Requirement: Quote the entries word for word. Omit the pictures.

═══ Data records

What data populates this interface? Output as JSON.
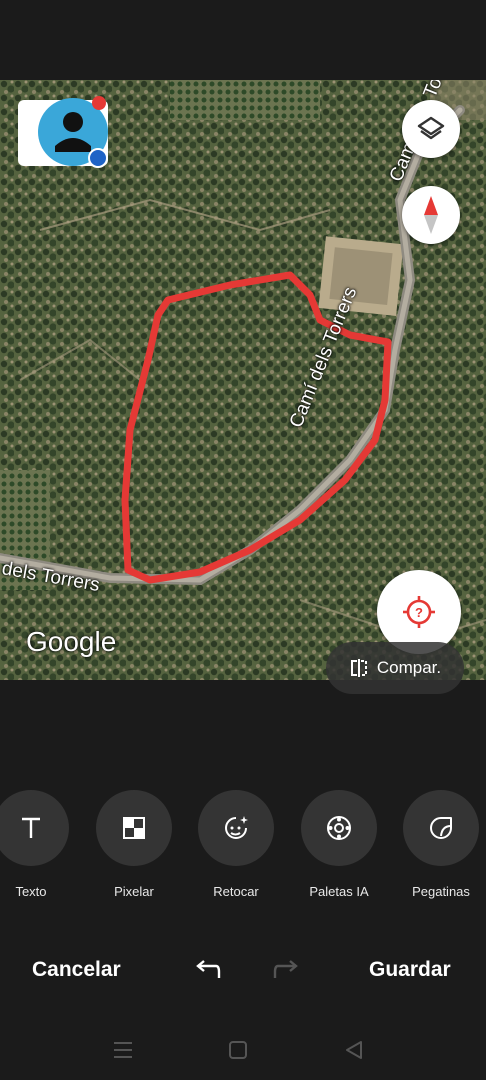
{
  "map": {
    "road_label_left": "dels Torrers",
    "road_label_diag": "Camí dels Torrers",
    "road_label_top": "Camí dels Torrers",
    "google_logo": "Google",
    "compare_label": "Compar."
  },
  "tools": [
    {
      "label": "Texto",
      "icon": "text-icon"
    },
    {
      "label": "Pixelar",
      "icon": "pixelate-icon"
    },
    {
      "label": "Retocar",
      "icon": "retouch-icon"
    },
    {
      "label": "Paletas IA",
      "icon": "palette-icon"
    },
    {
      "label": "Pegatinas",
      "icon": "sticker-icon"
    }
  ],
  "actions": {
    "cancel": "Cancelar",
    "save": "Guardar"
  },
  "colors": {
    "background": "#1b1b1b",
    "tool_circle": "#343434",
    "drawn_path": "#e53935",
    "avatar": "#3aa7d9"
  }
}
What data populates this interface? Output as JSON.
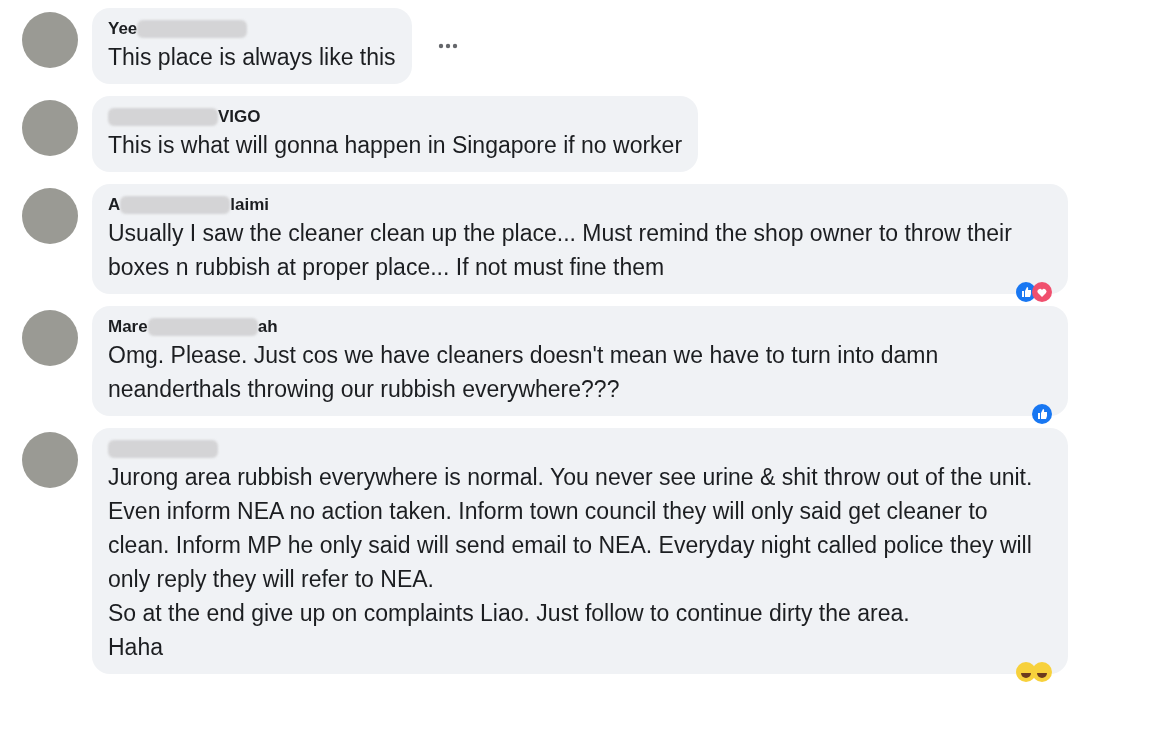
{
  "comments": [
    {
      "name_start": "Yee",
      "text": "This place is always like this",
      "has_menu": true
    },
    {
      "name_end": "VIGO",
      "text": "This is what will gonna happen in Singapore if no worker"
    },
    {
      "name_start": "A",
      "name_end": "laimi",
      "text": "Usually I saw the cleaner clean up the place... Must remind the shop owner to throw their boxes n rubbish at proper place... If not must fine them",
      "reactions": [
        {
          "kind": "like"
        },
        {
          "kind": "love"
        }
      ]
    },
    {
      "name_start": "Mare",
      "name_end": "ah",
      "text": "Omg. Please. Just cos we have cleaners doesn't mean we have to turn into damn neanderthals throwing our rubbish everywhere???",
      "reactions": [
        {
          "kind": "like"
        }
      ]
    },
    {
      "text": "Jurong area rubbish everywhere is normal. You never see urine & shit throw out of the unit. Even inform NEA no action taken. Inform town council they will only said get cleaner to clean. Inform MP he only said will send email to NEA. Everyday night called police they will only reply they will refer to NEA.\nSo at the end give up on complaints Liao. Just follow to continue dirty the area.\nHaha",
      "reactions": [
        {
          "kind": "haha"
        },
        {
          "kind": "haha"
        }
      ]
    }
  ]
}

══════

Result of this exercise:
What data populates this interface? Output as JSON.
{
  "map": {
    "road_label_left": "dels Torrers",
    "road_label_diag": "Camí dels Torrers",
    "road_label_top": "Camí dels Torrers",
    "google_logo": "Google",
    "compare_label": "Compar."
  },
  "tools": [
    {
      "label": "Texto",
      "icon": "text-icon"
    },
    {
      "label": "Pixelar",
      "icon": "pixelate-icon"
    },
    {
      "label": "Retocar",
      "icon": "retouch-icon"
    },
    {
      "label": "Paletas IA",
      "icon": "palette-icon"
    },
    {
      "label": "Pegatinas",
      "icon": "sticker-icon"
    }
  ],
  "actions": {
    "cancel": "Cancelar",
    "save": "Guardar"
  },
  "colors": {
    "background": "#1b1b1b",
    "tool_circle": "#343434",
    "drawn_path": "#e53935",
    "avatar": "#3aa7d9"
  }
}
What data populates this interface? Output as JSON.
{
  "comments": [
    {
      "name_start": "Yee",
      "text": "This place is always like this",
      "has_menu": true
    },
    {
      "name_end": "VIGO",
      "text": "This is what will gonna happen in Singapore if no worker"
    },
    {
      "name_start": "A",
      "name_end": "laimi",
      "text": "Usually I saw the cleaner clean up the place... Must remind the shop owner to throw their boxes n rubbish at proper place... If not must fine them",
      "reactions": [
        {
          "kind": "like"
        },
        {
          "kind": "love"
        }
      ]
    },
    {
      "name_start": "Mare",
      "name_end": "ah",
      "text": "Omg. Please. Just cos we have cleaners doesn't mean we have to turn into damn neanderthals throwing our rubbish everywhere???",
      "reactions": [
        {
          "kind": "like"
        }
      ]
    },
    {
      "text": "Jurong area rubbish everywhere is normal. You never see urine & shit throw out of the unit. Even inform NEA no action taken. Inform town council they will only said get cleaner to clean. Inform MP he only said will send email to NEA. Everyday night called police they will only reply they will refer to NEA.\nSo at the end give up on complaints Liao. Just follow to continue dirty the area.\nHaha",
      "reactions": [
        {
          "kind": "haha"
        },
        {
          "kind": "haha"
        }
      ]
    }
  ]
}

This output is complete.